* [Exercise description]:
In the entries below, count every line containing "Focal". Return the number and nothing else.

(Records from a data source)
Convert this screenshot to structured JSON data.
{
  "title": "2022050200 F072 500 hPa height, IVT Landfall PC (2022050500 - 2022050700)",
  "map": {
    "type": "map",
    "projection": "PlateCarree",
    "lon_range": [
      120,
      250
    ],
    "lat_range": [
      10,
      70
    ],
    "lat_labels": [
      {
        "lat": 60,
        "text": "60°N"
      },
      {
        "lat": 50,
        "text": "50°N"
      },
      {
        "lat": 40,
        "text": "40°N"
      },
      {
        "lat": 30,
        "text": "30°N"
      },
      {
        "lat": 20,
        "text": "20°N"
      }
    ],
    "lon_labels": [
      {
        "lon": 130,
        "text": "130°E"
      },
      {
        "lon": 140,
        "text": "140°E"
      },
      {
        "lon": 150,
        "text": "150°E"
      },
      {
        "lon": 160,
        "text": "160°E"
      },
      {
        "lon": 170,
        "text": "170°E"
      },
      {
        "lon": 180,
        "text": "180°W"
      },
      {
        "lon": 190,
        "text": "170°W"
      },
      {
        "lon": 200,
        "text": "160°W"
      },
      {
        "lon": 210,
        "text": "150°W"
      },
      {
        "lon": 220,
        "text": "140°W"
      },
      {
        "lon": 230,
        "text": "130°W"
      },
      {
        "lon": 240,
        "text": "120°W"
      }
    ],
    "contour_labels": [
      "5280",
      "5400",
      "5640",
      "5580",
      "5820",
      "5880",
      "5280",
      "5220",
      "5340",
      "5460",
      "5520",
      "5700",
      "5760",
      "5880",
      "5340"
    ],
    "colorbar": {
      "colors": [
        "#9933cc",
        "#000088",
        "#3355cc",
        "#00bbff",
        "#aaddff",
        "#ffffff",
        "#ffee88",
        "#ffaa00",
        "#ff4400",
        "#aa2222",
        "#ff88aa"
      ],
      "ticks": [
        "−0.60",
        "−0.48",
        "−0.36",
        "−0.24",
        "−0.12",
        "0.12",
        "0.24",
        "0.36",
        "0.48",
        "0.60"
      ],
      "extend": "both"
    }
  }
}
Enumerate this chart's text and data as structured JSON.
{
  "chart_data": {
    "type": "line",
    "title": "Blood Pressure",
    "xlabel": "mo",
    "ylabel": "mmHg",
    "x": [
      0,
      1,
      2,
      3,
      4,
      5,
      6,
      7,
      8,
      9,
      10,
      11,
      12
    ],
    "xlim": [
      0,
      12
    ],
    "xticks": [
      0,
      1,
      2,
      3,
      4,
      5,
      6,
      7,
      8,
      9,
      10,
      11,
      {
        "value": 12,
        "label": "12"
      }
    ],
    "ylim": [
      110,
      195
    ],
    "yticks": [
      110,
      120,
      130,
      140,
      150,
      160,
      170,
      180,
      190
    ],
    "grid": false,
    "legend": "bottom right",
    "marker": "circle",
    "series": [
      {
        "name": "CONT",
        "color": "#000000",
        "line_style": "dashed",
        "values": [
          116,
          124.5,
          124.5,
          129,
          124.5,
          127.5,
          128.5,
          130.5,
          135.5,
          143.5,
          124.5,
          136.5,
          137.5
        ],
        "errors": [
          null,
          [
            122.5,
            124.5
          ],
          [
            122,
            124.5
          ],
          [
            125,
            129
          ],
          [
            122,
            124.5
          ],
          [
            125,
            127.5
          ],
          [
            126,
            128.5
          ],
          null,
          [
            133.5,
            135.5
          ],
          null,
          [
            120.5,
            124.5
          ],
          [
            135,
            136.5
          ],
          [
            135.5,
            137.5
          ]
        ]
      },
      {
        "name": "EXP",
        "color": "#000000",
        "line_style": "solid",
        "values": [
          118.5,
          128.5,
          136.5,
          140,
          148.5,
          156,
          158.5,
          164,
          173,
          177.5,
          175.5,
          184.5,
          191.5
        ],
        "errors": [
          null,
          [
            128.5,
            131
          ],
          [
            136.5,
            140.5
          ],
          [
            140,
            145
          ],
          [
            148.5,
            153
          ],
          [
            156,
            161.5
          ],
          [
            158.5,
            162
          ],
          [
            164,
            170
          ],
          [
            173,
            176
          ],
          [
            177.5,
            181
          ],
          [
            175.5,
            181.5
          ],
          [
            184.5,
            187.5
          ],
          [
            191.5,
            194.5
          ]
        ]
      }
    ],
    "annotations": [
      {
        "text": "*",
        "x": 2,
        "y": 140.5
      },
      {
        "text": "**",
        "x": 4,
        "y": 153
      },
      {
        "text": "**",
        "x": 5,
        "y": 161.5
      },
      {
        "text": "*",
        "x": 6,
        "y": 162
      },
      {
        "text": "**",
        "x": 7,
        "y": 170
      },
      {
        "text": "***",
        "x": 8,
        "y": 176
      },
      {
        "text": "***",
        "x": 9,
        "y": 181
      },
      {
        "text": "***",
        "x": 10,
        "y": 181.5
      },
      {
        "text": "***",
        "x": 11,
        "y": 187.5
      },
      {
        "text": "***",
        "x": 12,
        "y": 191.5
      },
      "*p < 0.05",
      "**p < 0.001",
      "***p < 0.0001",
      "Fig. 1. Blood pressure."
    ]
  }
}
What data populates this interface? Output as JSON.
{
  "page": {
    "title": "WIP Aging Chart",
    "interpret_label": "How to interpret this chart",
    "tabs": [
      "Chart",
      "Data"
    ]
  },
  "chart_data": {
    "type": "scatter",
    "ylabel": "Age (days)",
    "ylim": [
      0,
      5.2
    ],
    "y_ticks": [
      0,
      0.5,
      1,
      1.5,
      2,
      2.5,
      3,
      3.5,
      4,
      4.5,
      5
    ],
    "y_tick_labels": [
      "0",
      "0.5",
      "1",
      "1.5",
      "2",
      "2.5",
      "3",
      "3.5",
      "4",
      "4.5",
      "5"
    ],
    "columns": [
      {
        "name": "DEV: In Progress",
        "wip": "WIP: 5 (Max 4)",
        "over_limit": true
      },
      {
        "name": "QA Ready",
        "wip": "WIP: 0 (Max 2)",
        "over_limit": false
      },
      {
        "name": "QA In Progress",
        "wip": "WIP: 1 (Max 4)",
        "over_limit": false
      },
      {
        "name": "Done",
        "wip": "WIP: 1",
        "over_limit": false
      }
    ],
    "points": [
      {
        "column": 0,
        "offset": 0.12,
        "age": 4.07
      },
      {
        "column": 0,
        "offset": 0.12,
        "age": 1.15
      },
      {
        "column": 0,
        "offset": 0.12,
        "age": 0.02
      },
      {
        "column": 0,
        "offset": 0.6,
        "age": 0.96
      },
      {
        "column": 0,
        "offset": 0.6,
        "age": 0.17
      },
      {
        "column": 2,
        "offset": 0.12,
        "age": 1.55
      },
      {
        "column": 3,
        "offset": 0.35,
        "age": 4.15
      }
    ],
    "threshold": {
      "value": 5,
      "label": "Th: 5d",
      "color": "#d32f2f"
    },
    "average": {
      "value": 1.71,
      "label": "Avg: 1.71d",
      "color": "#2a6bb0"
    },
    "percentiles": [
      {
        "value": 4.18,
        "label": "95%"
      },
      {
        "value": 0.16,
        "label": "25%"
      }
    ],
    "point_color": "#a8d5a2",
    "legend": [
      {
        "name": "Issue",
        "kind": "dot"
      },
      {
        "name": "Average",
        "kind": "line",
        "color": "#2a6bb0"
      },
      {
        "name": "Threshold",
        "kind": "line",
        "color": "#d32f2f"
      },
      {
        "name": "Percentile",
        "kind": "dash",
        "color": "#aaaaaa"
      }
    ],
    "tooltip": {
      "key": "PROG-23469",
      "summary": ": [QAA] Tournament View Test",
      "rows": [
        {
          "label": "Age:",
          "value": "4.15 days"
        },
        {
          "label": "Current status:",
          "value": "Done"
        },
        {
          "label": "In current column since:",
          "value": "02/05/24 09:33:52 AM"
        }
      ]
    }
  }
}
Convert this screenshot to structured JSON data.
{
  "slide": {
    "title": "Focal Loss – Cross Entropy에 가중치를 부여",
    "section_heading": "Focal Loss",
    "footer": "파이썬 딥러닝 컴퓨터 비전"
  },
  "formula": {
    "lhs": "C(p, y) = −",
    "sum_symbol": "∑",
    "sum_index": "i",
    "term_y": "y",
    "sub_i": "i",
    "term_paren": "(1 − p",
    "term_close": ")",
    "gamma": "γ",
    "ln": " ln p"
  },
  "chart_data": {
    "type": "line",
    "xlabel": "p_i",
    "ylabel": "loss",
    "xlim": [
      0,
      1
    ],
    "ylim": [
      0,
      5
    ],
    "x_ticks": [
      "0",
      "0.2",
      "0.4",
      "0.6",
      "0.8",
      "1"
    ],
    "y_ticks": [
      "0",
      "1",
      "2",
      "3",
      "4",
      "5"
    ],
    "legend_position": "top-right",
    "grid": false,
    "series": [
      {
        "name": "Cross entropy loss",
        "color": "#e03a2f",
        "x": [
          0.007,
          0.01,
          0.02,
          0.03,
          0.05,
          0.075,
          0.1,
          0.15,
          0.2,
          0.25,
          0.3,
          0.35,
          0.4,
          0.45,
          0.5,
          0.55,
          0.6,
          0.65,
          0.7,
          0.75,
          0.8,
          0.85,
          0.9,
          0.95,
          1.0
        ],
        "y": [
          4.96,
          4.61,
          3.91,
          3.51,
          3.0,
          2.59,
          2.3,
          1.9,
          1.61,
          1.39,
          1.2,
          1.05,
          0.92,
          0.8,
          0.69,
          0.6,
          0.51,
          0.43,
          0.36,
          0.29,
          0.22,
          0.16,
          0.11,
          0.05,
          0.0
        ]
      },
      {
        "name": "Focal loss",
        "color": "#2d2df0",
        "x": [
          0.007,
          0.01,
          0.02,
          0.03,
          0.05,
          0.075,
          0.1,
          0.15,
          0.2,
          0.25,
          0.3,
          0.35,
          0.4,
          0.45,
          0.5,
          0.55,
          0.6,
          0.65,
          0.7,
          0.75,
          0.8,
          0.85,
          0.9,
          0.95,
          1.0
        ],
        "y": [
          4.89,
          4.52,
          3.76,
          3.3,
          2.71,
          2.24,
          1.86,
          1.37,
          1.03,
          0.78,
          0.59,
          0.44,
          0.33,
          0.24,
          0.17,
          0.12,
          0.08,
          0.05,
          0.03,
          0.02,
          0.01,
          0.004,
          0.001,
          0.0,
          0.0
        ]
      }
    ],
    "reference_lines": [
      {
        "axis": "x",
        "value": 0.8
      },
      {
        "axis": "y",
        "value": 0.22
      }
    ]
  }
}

* [Answer below]:
3